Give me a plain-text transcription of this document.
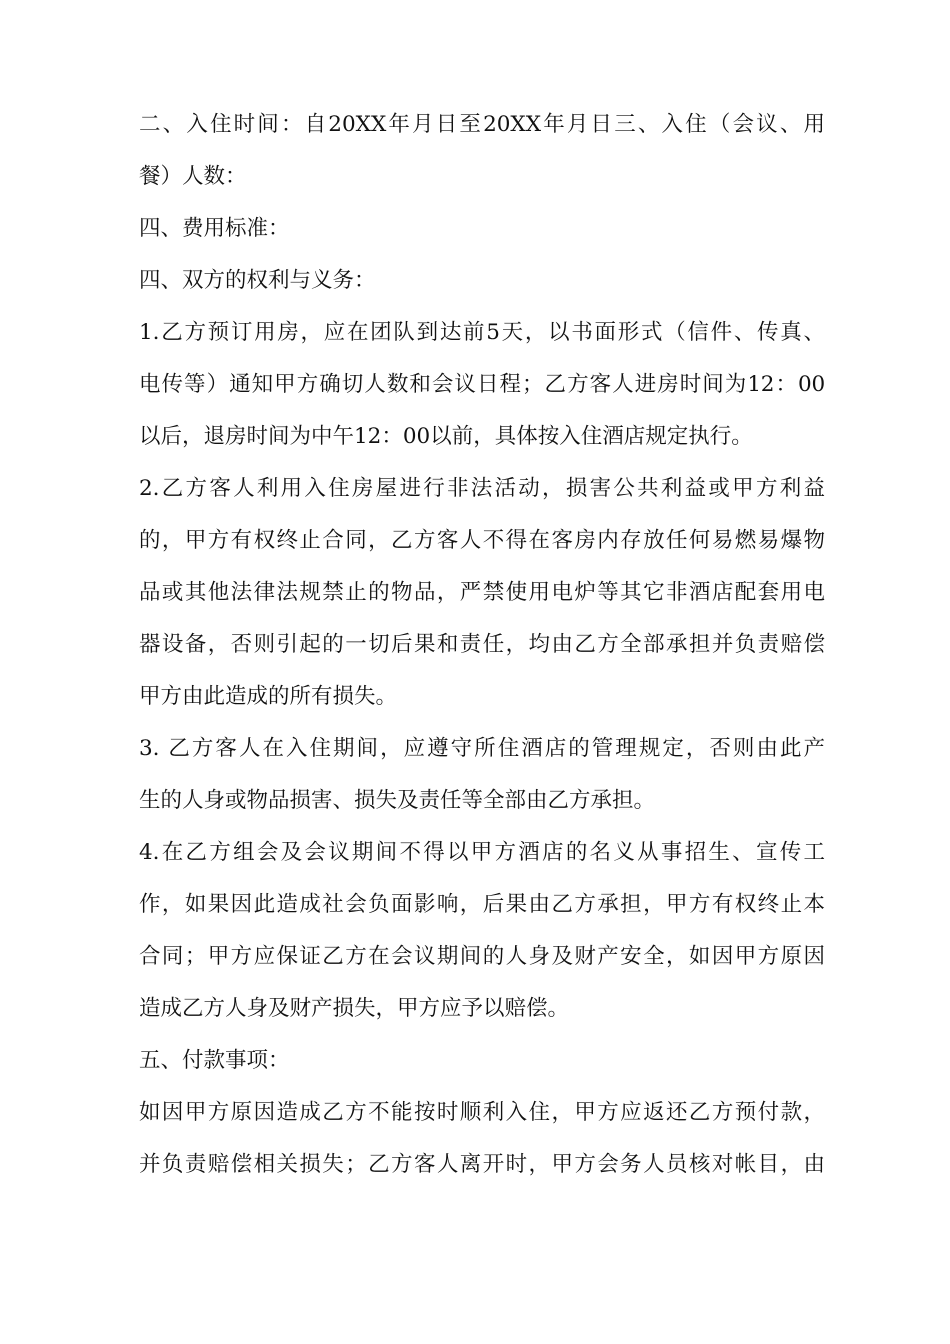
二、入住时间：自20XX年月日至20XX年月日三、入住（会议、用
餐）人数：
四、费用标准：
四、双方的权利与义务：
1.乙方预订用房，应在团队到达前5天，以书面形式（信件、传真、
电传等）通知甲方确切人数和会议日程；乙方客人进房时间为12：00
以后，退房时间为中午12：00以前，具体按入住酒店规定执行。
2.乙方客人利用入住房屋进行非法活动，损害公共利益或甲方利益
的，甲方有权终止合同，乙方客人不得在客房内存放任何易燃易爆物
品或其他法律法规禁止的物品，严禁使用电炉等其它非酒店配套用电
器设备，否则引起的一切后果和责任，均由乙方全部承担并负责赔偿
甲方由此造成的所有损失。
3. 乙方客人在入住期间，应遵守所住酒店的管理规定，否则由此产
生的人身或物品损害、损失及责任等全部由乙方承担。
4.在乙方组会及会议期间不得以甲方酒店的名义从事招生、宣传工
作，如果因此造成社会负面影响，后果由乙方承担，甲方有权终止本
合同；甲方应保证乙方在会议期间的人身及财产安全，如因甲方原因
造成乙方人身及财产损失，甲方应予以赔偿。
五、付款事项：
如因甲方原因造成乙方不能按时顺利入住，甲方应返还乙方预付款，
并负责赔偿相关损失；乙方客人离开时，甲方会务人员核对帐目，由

==

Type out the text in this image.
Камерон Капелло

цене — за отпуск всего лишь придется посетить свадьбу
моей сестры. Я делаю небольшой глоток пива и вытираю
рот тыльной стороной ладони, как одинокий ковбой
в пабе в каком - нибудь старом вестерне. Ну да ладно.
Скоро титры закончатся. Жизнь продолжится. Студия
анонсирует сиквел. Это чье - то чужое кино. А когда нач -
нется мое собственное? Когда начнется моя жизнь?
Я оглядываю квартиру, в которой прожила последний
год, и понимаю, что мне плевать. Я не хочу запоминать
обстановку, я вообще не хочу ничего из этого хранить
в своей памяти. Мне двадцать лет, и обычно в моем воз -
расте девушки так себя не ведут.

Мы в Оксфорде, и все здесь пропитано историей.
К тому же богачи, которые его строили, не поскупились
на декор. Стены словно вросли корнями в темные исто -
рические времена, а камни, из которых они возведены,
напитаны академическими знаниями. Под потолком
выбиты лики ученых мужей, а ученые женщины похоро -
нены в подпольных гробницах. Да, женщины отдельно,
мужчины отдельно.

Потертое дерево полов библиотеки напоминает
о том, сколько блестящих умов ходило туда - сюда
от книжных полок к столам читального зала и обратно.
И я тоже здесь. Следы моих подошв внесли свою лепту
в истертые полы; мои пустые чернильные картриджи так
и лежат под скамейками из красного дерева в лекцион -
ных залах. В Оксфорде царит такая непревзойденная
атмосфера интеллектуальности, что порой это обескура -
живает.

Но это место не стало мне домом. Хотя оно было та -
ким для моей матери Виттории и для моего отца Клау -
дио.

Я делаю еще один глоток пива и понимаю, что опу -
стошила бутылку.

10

__Stated problem__: Tell how many lines hold the string "здесь", giving the number and nothing else.

__Output for this exercise__: 2